(Stored data entries)
★ ★ ★ ★ ★ ★ ★

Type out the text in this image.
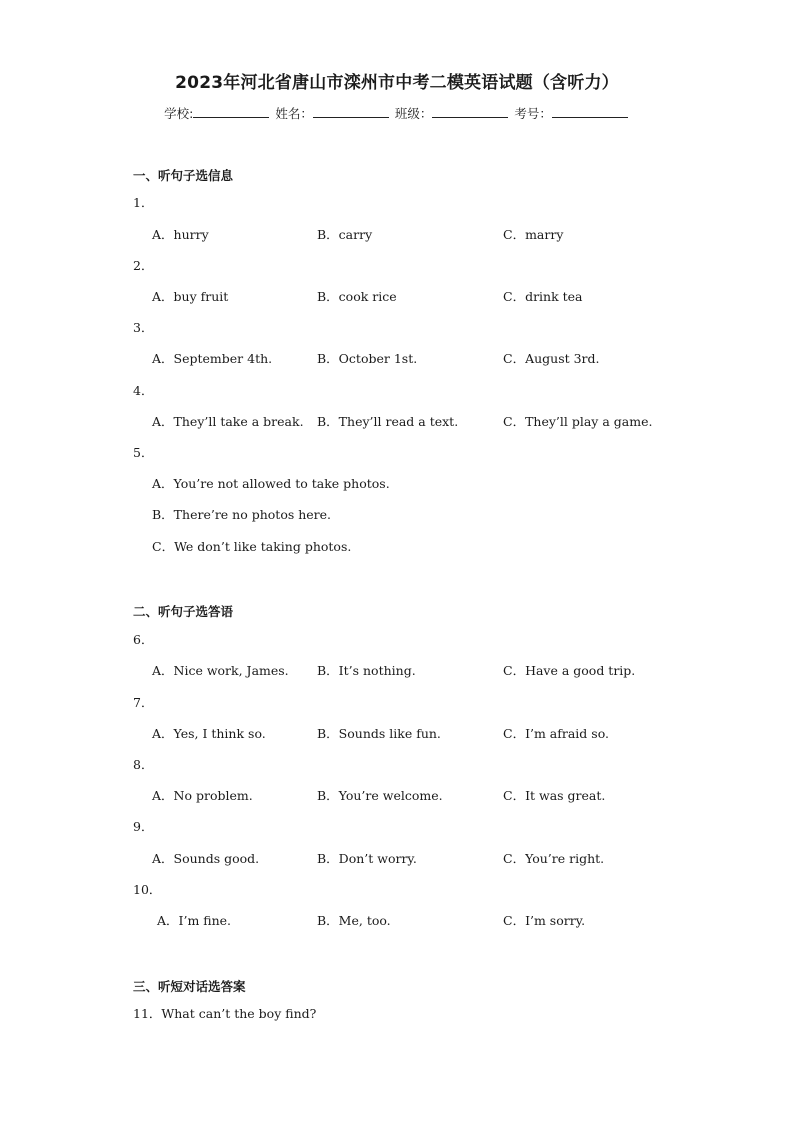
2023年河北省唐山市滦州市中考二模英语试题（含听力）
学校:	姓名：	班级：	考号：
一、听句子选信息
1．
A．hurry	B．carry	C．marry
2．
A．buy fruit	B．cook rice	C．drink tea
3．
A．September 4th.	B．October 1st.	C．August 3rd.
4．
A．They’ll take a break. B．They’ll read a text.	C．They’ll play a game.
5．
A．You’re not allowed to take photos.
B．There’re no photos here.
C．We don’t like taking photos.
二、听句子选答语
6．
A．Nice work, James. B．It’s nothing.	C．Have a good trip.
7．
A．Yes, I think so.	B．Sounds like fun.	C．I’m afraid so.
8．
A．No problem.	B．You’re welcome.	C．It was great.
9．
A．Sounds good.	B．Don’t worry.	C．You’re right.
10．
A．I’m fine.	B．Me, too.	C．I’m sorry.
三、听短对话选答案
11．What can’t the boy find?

★ ★ ★ ★ ★ ★ ★

#### The task:
Exclude the pictures and repeat every other part of the records word for word.

#### Solution for this task:
Type out the text in this image.
2023年河北省唐山市滦州市中考二模英语试题（含听力）
学校:	姓名：	班级：	考号：
一、听句子选信息
1．
A．hurry	B．carry	C．marry
2．
A．buy fruit	B．cook rice	C．drink tea
3．
A．September 4th.	B．October 1st.	C．August 3rd.
4．
A．They’ll take a break. B．They’ll read a text.	C．They’ll play a game.
5．
A．You’re not allowed to take photos.
B．There’re no photos here.
C．We don’t like taking photos.
二、听句子选答语
6．
A．Nice work, James. B．It’s nothing.	C．Have a good trip.
7．
A．Yes, I think so.	B．Sounds like fun.	C．I’m afraid so.
8．
A．No problem.	B．You’re welcome.	C．It was great.
9．
A．Sounds good.	B．Don’t worry.	C．You’re right.
10．
A．I’m fine.	B．Me, too.	C．I’m sorry.
三、听短对话选答案
11．What can’t the boy find?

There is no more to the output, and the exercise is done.